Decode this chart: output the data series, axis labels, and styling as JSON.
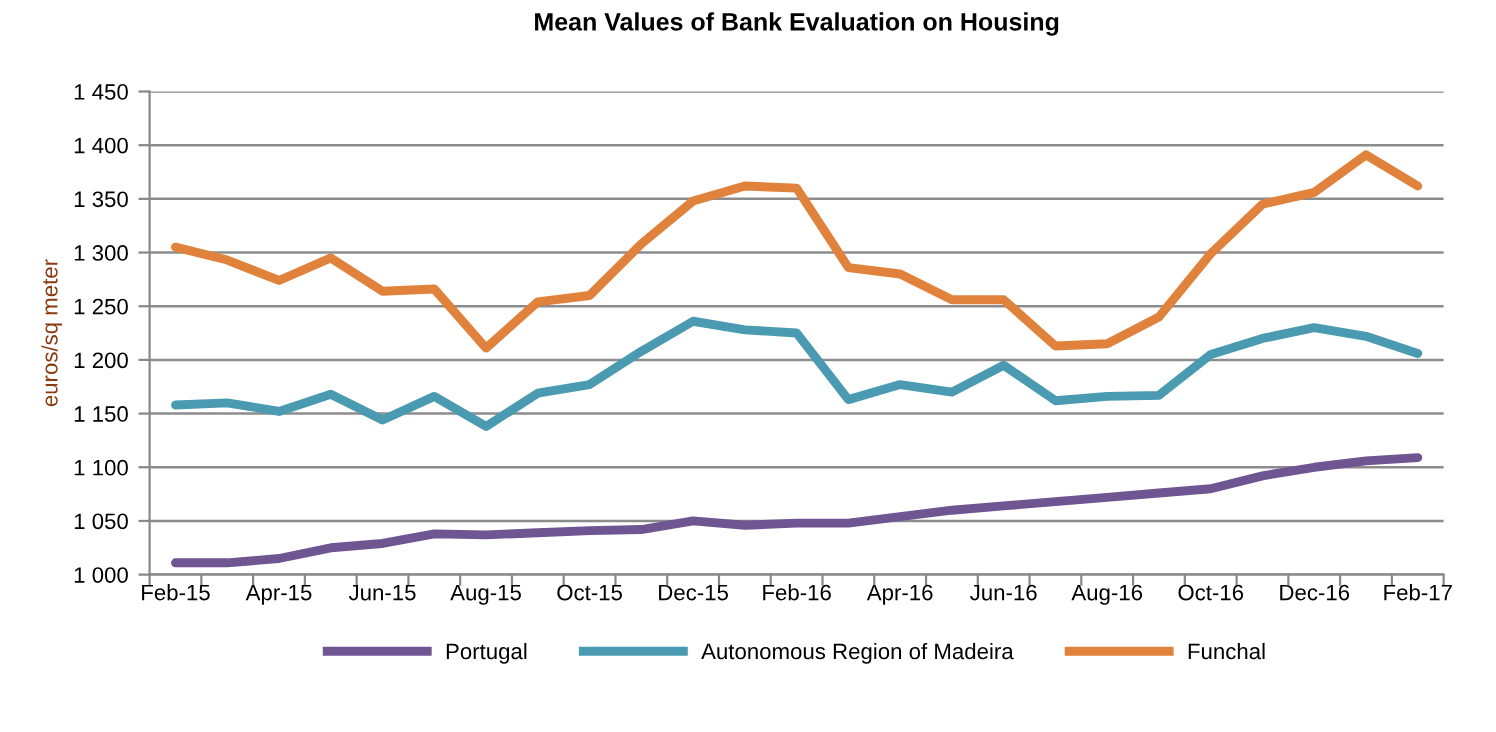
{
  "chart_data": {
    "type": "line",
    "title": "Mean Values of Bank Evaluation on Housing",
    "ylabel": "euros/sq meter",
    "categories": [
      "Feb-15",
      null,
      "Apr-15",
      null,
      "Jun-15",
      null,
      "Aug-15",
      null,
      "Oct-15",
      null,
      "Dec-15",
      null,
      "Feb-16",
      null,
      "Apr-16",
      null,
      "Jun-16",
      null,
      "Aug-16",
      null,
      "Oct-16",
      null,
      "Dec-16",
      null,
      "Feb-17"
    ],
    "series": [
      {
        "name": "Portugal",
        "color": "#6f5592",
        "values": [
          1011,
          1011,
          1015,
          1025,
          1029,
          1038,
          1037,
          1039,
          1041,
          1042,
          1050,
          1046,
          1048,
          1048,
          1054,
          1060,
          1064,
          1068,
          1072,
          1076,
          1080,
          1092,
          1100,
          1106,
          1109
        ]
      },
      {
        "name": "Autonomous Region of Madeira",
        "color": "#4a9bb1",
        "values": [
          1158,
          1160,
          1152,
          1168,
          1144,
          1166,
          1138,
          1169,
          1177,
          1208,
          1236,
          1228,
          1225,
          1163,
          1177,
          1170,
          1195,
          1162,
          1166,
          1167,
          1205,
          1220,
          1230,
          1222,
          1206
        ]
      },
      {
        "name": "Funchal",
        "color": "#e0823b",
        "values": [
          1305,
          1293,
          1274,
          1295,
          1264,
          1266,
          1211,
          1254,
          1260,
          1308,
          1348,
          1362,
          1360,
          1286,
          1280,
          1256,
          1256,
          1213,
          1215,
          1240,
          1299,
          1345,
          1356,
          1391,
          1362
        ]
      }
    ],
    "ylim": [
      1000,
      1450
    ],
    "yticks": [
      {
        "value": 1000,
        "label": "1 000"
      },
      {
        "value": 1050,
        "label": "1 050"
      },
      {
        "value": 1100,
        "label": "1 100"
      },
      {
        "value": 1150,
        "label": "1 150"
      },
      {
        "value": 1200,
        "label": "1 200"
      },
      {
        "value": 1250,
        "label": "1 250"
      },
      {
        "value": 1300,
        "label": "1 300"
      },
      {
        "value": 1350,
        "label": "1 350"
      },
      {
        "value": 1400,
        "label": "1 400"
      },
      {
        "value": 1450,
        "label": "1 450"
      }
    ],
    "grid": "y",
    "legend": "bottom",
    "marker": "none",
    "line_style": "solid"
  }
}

=-=-=

**Written exercise**
Take each line of the material that contains the word "name" and list it.

**Output of the exercise**
        "name": "Portugal",
        "name": "Autonomous Region of Madeira",
        "name": "Funchal",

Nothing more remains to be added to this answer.